▸ **Given problem**
Pull out every line below that holds the word "name".
::::
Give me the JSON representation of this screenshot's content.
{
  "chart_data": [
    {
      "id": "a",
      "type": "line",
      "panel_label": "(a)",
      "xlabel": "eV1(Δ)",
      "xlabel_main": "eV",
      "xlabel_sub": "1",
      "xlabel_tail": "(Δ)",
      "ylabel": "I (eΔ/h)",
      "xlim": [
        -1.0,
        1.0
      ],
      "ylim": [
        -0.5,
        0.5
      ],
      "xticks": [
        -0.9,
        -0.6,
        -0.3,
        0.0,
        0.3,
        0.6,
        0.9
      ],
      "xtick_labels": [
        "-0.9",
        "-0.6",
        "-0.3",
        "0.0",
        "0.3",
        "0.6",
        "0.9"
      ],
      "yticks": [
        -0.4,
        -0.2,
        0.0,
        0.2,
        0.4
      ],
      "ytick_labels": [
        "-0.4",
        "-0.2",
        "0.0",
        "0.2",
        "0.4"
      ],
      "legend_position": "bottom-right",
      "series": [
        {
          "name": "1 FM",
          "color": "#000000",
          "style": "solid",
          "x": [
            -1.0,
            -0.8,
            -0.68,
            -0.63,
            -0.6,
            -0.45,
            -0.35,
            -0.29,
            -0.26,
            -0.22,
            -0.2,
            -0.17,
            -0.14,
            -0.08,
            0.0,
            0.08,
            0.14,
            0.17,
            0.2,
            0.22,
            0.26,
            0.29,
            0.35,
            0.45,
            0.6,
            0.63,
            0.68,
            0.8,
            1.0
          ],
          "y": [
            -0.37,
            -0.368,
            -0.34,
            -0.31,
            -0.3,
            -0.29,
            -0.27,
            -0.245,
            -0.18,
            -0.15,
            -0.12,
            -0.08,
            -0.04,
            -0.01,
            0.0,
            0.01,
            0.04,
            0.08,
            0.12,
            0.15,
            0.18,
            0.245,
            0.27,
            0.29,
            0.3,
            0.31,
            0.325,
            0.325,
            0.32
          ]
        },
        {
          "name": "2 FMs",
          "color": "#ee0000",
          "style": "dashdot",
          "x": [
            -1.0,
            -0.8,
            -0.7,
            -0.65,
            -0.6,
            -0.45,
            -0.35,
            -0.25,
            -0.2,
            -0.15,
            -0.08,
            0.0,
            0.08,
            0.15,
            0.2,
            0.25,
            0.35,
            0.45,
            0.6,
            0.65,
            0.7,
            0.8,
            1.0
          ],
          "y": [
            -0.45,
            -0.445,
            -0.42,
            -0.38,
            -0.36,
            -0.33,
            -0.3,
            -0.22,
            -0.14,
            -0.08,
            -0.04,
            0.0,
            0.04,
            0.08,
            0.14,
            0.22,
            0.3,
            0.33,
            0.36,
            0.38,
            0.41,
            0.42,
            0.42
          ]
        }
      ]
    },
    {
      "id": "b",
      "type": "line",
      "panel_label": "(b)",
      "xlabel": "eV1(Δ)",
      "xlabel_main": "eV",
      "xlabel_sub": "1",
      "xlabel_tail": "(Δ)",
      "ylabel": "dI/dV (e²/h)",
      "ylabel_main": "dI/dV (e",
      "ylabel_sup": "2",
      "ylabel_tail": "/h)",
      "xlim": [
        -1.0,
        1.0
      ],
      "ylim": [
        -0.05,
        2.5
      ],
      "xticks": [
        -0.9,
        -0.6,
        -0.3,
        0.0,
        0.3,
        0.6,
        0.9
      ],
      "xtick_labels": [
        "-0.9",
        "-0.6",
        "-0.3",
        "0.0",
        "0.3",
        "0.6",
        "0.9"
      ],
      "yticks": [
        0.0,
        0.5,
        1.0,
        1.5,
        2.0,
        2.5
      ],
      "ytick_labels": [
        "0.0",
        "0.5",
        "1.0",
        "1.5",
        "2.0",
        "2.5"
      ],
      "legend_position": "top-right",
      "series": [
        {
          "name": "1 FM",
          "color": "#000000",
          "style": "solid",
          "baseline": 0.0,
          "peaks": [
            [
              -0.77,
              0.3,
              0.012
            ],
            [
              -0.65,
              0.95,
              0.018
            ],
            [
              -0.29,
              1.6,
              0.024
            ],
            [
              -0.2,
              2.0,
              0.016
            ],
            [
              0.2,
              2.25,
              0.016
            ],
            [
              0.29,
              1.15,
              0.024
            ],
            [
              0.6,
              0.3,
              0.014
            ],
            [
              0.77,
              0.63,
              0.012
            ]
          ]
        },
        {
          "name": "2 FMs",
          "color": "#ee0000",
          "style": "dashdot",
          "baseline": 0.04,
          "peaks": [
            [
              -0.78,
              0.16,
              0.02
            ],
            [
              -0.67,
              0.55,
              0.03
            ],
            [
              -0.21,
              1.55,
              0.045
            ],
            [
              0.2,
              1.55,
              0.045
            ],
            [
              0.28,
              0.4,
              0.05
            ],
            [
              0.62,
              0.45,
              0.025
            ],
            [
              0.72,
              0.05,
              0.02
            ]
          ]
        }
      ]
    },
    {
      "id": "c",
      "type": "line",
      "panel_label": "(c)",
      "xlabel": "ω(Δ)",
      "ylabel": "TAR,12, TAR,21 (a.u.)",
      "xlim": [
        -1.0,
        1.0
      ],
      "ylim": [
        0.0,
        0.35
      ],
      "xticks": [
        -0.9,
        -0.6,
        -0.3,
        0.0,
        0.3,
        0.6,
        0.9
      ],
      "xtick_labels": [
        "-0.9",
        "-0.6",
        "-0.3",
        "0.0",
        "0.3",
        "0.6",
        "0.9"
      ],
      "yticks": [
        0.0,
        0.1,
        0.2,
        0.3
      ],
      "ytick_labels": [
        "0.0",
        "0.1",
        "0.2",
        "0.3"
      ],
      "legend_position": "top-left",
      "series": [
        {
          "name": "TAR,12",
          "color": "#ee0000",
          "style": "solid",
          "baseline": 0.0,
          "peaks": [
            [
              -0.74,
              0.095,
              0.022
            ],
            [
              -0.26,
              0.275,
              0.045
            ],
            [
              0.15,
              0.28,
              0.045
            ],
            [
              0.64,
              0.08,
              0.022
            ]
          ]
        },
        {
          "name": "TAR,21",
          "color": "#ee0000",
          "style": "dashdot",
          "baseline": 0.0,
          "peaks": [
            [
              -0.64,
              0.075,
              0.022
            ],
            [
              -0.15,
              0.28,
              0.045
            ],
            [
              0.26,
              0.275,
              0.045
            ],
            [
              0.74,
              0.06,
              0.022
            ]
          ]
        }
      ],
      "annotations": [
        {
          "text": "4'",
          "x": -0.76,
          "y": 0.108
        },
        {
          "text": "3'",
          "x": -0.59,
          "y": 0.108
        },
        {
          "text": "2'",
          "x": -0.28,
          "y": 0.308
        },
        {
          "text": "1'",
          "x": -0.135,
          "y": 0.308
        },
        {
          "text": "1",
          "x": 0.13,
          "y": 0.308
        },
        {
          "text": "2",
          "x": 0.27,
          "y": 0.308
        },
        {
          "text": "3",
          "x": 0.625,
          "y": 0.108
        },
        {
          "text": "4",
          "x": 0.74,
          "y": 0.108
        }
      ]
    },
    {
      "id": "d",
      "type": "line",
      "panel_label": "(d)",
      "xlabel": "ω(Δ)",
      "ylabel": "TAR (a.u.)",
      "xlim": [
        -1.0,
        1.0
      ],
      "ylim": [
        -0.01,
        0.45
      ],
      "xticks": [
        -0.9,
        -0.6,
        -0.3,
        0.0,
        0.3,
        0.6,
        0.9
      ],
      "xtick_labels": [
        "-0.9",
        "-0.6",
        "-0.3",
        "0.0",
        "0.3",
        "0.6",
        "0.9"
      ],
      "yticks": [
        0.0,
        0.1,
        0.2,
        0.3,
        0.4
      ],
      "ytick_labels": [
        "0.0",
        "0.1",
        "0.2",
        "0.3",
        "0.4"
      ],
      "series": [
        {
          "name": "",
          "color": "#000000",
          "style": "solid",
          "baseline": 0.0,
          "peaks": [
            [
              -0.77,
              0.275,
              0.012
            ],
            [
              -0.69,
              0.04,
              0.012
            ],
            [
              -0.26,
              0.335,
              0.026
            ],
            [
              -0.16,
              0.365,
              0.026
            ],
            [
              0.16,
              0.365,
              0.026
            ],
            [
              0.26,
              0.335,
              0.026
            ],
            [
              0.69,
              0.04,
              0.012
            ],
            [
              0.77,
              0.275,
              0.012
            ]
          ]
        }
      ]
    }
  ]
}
::::
▸ **Completed task**
          "name": "1 FM",
          "name": "2 FMs",
          "name": "1 FM",
          "name": "2 FMs",
          "name": "TAR,12",
          "name": "TAR,21",
          "name": "",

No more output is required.